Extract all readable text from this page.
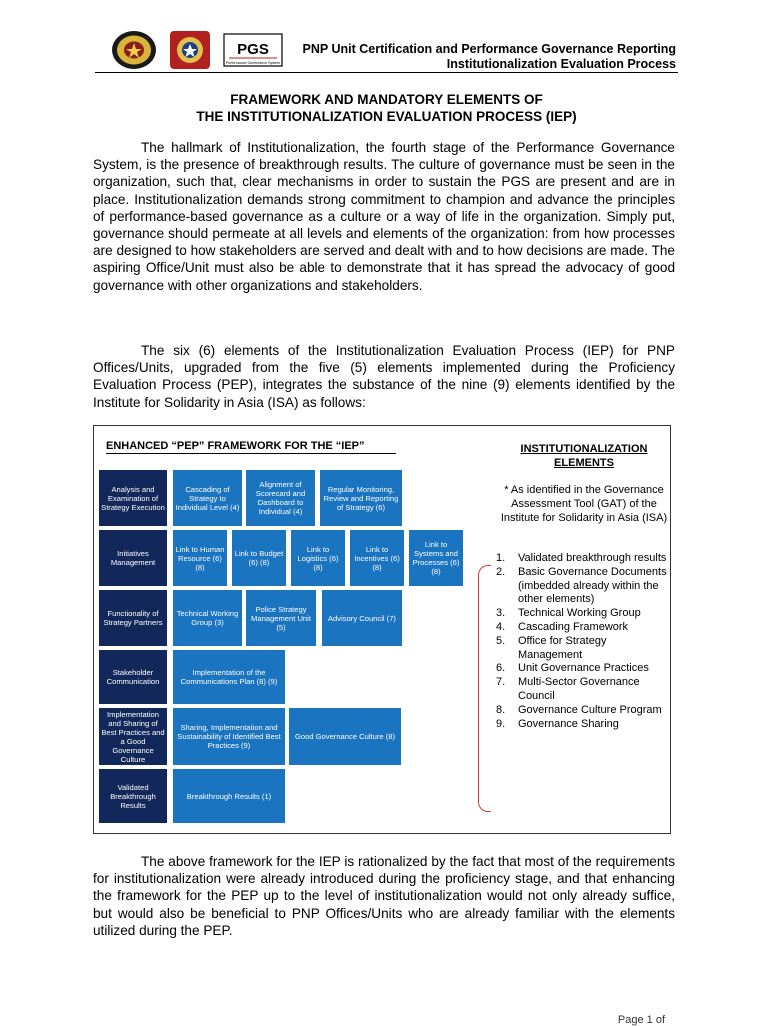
PGS
Performance Governance System
PNP Unit Certification and Performance Governance Reporting
Institutionalization Evaluation Process
FRAMEWORK AND MANDATORY ELEMENTS OF
THE INSTITUTIONALIZATION EVALUATION PROCESS (IEP)

The hallmark of Institutionalization, the fourth stage of the Performance Governance System, is the presence of breakthrough results. The culture of governance must be seen in the organization, such that, clear mechanisms in order to sustain the PGS are present and are in place. Institutionalization demands strong commitment to champion and advance the principles of performance-based governance as a culture or a way of life in the organization. Simply put, governance should permeate at all levels and elements of the organization: from how processes are designed to how stakeholders are served and dealt with and to how decisions are made. The aspiring Office/Unit must also be able to demonstrate that it has spread the advocacy of good governance with other organizations and stakeholders.

The six (6) elements of the Institutionalization Evaluation Process (IEP) for PNP Offices/Units, upgraded from the five (5) elements implemented during the Proficiency Evaluation Process (PEP), integrates the substance of the nine (9) elements identified by the Institute for Solidarity in Asia (ISA) as follows:

ENHANCED “PEP” FRAMEWORK FOR THE “IEP”
Analysis and Examination of Strategy Execution
Initiatives Management
Functionality of Strategy Partners
Stakeholder Communication
Implementation and Sharing of Best Practices and a Good Governance Culture
Validated Breakthrough Results
Cascading of Strategy to Individual Level (4)
Alignment of Scorecard and Dashboard to Individual (4)
Regular Monitoring, Review and Reporting of Strategy (6)
Link to Human Resource (6) (8)
Link to Budget (6) (8)
Link to Logistics (6) (8)
Link to Incentives (6) (8)
Link to Systems and Processes (6) (8)
Technical Working Group (3)
Police Strategy Management Unit (5)
Advisory Council (7)
Implementation of the Communications Plan (8) (9)
Sharing, Implementation and Sustainability of Identified Best Practices (9)
Good Governance Culture (8)
Breakthrough Results (1)
INSTITUTIONALIZATION
ELEMENTS
* As identified in the Governance Assessment Tool (GAT) of the Institute for Solidarity in Asia (ISA)
1.	Validated breakthrough results
2.	Basic Governance Documents (imbedded already within the other elements)
3.	Technical Working Group
4.	Cascading Framework
5.	Office for Strategy Management
6.	Unit Governance Practices
7.	Multi-Sector Governance Council
8.	Governance Culture Program
9.	Governance Sharing

The above framework for the IEP is rationalized by the fact that most of the requirements for institutionalization were already introduced during the proficiency stage, and that enhancing the framework for the PEP up to the level of institutionalization would not only already suffice, but would also be beneficial to PNP Offices/Units who are already familiar with the elements utilized during the PEP.

Page 1 of
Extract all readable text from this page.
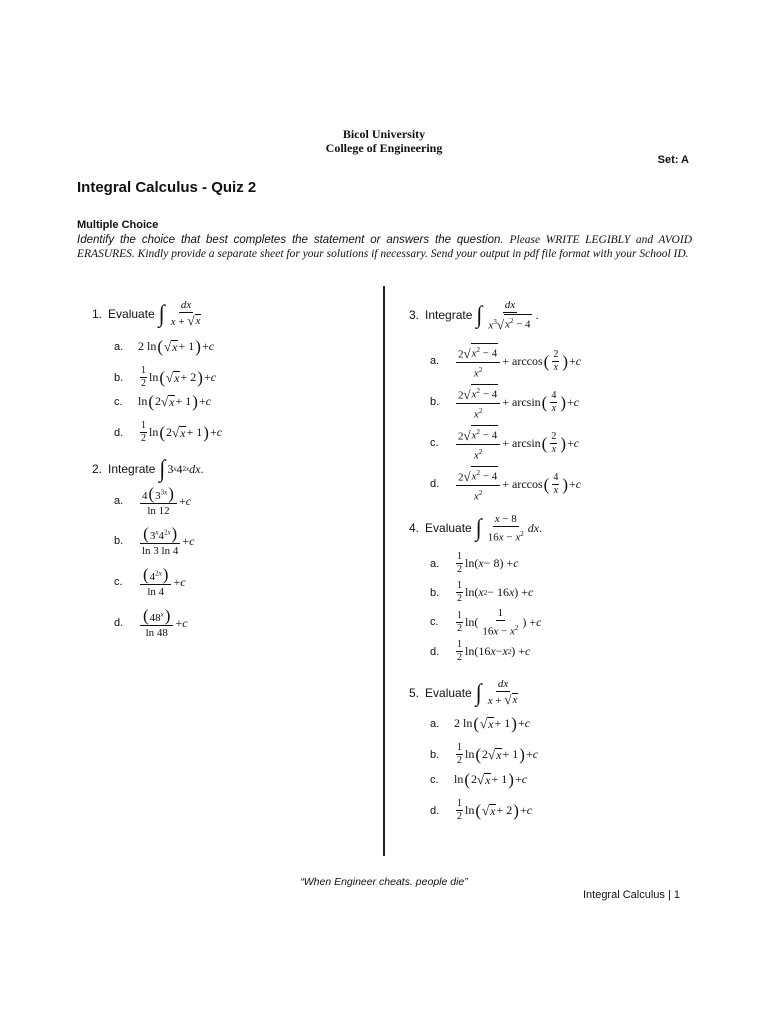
Bicol University
College of Engineering
Set: A
Integral Calculus - Quiz 2
Multiple Choice
Identify the choice that best completes the statement or answers the question. Please WRITE LEGIBLY and AVOID ERASURES. Kindly provide a separate sheet for your solutions if necessary. Send your output in pdf file format with your School ID.
1. Evaluate ∫ $\frac{dx}{x + √ x}$
a.	2 ln ( √ x + 1 ) + c
b.	$\frac{1}{2}$ ln ( √ x + 2 ) + c
c.	ln ( 2 √ x + 1 ) + c
d.	$\frac{1}{2}$ ln ( 2 √ x + 1 ) + c
2. Integrate ∫ 3 x 4 2x dx .
a.	$\frac{4(3^{3x})}{\ln 12} + c$
b. $\frac{(3^x4^{2x})}{\ln 3 \ln 4} + c$
c.	$\frac{(4^{2x})}{\ln 4} + c$
d. $\frac{(48^x)}{\ln 48} + c$
3. Integrate ∫ $\frac{dx}{x^3 √ x^2 - 4}$ .
a.	$\frac{2 √ x^2 - 4}{x^2} + \arccos$ ( $\frac{2}{x}$ ) + c
b.	$\frac{2 √ x^2 - 4}{x^2} + \arcsin$ ( $\frac{4}{x}$ ) + c
c.	$\frac{2 √ x^2 - 4}{x^2} + \arcsin$ ( $\frac{2}{x}$ ) + c
d.	$\frac{2 √ x^2 - 4}{x^2} + \arccos$ ( $\frac{4}{x}$ ) + c
4. Evaluate ∫ $\frac{x - 8}{16x - x^2}$ dx .
a.	$\frac{1}{2} \ln$( x − 8) + c
b.	$\frac{1}{2} \ln$( x 2 − 16 x ) + c
c.	$\frac{1}{2} \ln( \frac{1}{16x - x^2}$ ) + c
d.	$\frac{1}{2} \ln(16$ x − x 2 ) + c
5. Evaluate ∫ $\frac{dx}{x + √ x}$
a.	2 ln ( √ x + 1 ) + c
b.	$\frac{1}{2}$ ln ( 2 √ x + 1 ) + c
c.	ln ( 2 √ x + 1 ) + c
d.	$\frac{1}{2}$ ln ( √ x + 2 ) + c
“When Engineer cheats. people die”
Integral Calculus | 1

━━━━━━━━━━━━━━━━━━━━━━━━━━━━━━

Required work: Find the lines holding "Offices" and list every one.

Response to the task:
The six (6) elements of the Institutionalization Evaluation Process (IEP) for PNP Offices/Units, upgraded from the five (5) elements implemented during the Proficiency Evaluation Process (PEP), integrates the substance of the nine (9) elements identified by the Institute for Solidarity in Asia (ISA) as follows:
The above framework for the IEP is rationalized by the fact that most of the requirements for institutionalization were already introduced during the proficiency stage, and that enhancing the framework for the PEP up to the level of institutionalization would not only already suffice, but would also be beneficial to PNP Offices/Units who are already familiar with the elements utilized during the PEP.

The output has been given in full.